INSTRUCTIONS FOR THE TASK: Select, from the material below, each line with "public" in it.

Recorded data
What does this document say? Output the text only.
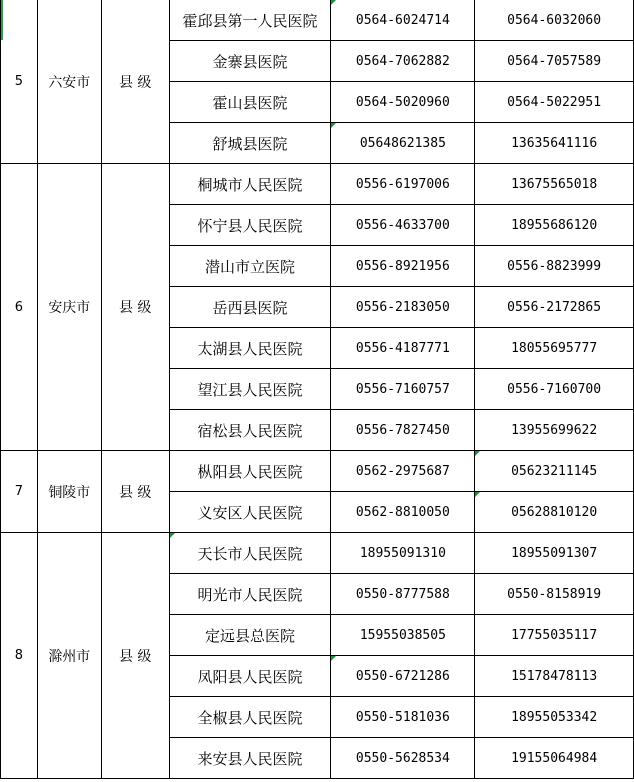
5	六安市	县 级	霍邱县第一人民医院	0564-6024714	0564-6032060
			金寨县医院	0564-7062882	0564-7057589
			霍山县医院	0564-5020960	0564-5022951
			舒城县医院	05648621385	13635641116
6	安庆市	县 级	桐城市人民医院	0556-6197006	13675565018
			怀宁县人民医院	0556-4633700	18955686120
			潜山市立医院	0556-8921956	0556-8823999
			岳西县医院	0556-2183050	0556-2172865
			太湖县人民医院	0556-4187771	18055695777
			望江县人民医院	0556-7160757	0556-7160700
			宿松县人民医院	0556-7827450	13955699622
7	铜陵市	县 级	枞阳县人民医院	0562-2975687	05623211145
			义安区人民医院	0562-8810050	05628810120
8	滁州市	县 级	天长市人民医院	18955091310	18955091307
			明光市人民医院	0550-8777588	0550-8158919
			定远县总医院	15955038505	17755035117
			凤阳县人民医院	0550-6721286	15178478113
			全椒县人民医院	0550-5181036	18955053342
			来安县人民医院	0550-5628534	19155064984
* * *
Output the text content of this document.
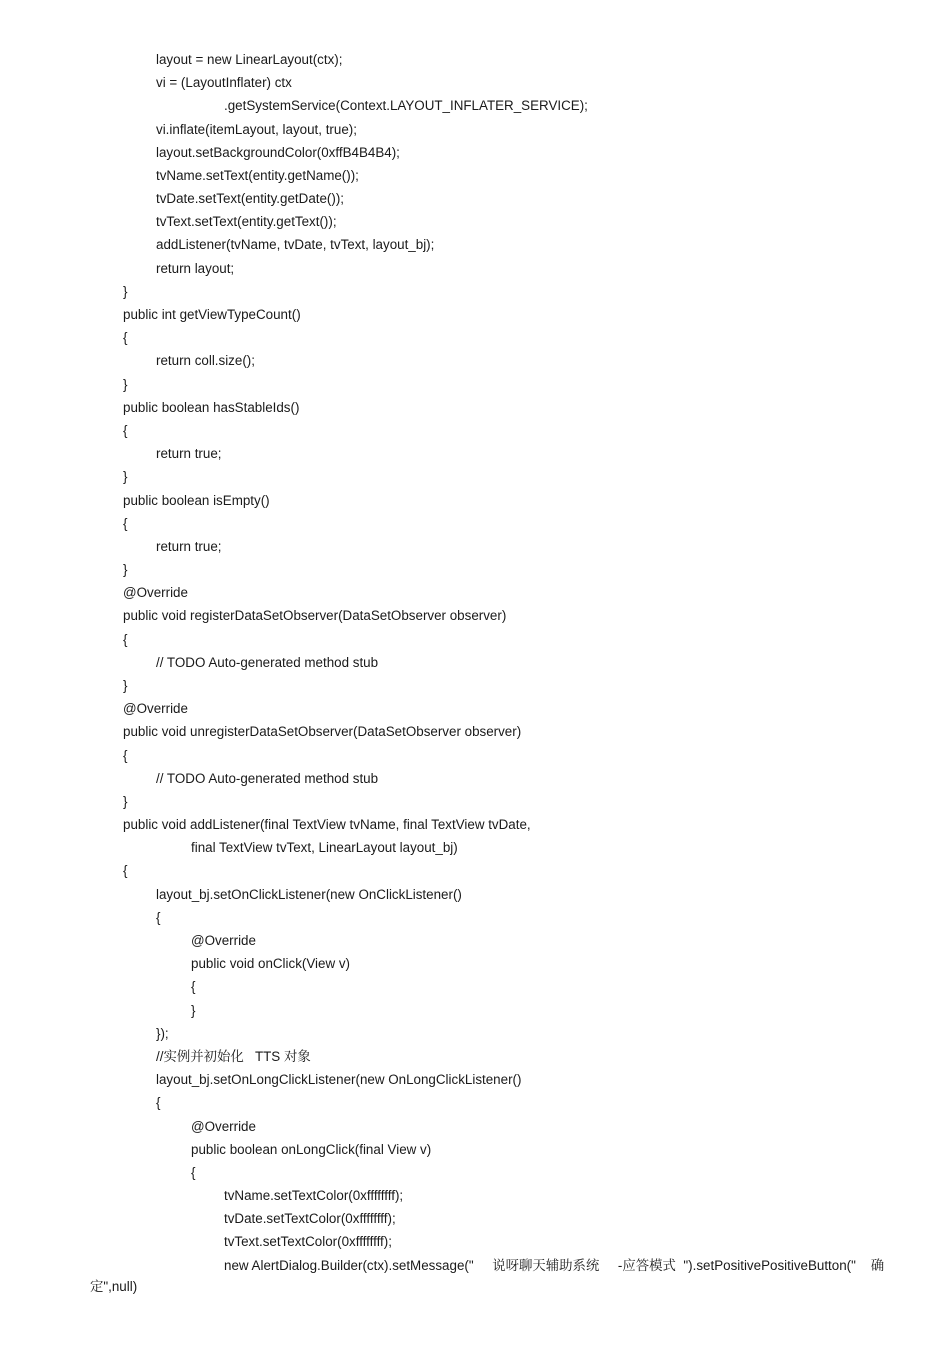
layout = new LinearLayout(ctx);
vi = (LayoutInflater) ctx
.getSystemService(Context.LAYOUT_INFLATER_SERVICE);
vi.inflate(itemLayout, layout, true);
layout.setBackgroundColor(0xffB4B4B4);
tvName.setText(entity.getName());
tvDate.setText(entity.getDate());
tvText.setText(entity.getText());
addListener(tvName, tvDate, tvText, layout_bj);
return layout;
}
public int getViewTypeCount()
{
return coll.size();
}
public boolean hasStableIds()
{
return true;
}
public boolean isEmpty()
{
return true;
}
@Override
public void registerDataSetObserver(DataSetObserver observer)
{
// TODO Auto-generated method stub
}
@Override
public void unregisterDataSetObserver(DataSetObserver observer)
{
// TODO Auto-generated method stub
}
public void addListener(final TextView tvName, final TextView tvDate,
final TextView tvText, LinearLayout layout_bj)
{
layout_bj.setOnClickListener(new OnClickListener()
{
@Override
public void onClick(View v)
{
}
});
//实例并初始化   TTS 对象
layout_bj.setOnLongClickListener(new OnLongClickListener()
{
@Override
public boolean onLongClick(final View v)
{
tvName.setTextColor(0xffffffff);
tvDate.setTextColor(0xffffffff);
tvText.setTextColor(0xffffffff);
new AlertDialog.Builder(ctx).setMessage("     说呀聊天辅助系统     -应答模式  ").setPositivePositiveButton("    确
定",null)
==
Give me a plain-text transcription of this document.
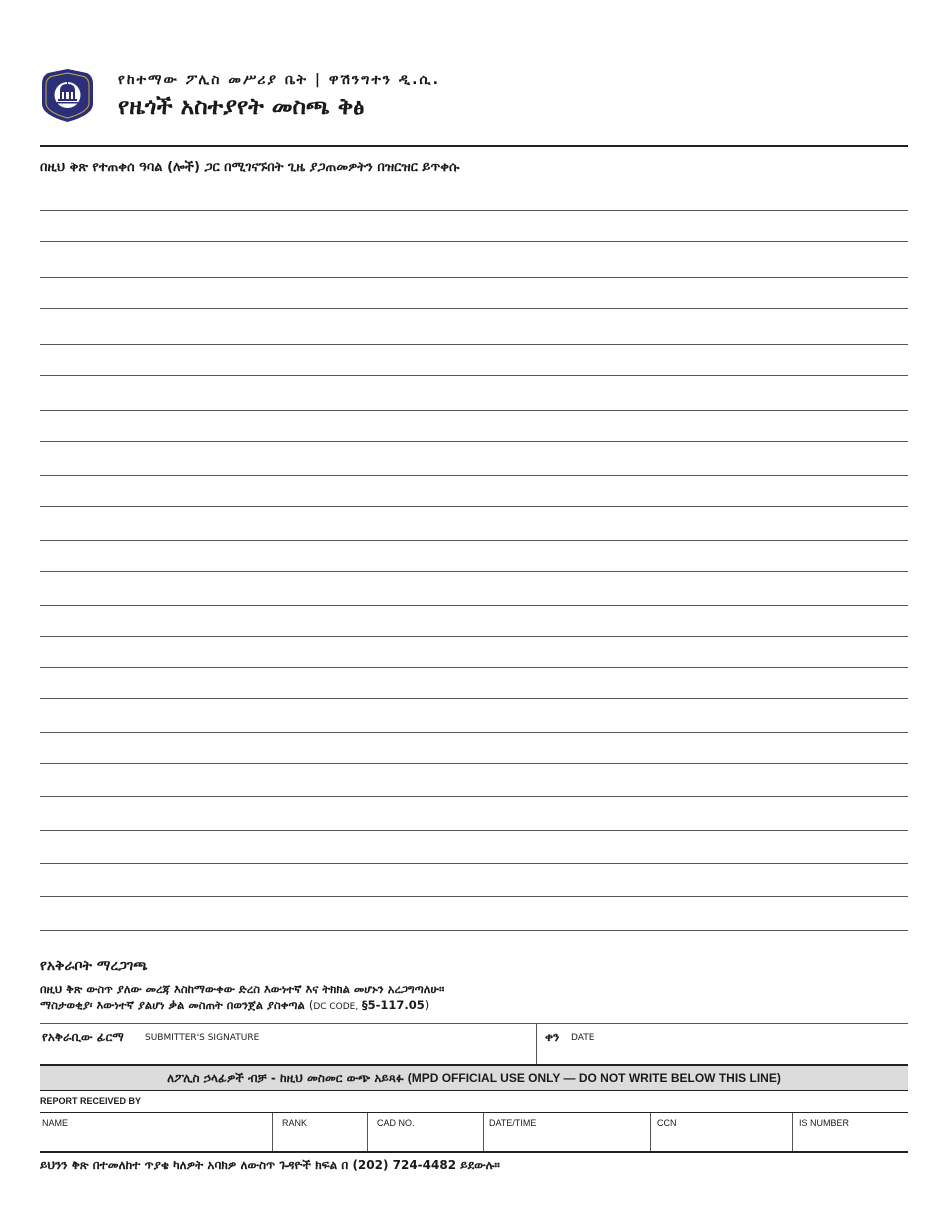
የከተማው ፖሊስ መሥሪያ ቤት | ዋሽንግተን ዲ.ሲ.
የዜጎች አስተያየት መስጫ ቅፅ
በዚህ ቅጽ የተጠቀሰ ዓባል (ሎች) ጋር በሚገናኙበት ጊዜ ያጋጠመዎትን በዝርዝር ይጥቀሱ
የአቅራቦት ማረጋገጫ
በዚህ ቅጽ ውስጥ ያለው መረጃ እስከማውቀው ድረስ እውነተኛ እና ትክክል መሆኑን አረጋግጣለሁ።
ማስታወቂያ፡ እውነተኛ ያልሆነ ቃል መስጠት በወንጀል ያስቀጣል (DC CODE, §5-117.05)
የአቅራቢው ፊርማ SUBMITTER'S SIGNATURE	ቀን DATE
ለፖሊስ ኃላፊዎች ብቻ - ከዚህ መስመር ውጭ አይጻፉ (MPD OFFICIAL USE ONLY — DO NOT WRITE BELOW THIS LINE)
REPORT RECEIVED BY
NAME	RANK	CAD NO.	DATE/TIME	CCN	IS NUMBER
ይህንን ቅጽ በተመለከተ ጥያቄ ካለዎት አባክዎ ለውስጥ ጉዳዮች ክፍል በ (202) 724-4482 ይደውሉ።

ANSWER TO THE PROBLEM:
public int getViewTypeCount()
public boolean hasStableIds()
public boolean isEmpty()
public void registerDataSetObserver(DataSetObserver observer)
public void unregisterDataSetObserver(DataSetObserver observer)
public void addListener(final TextView tvName, final TextView tvDate,
public void onClick(View v)
public boolean onLongClick(final View v)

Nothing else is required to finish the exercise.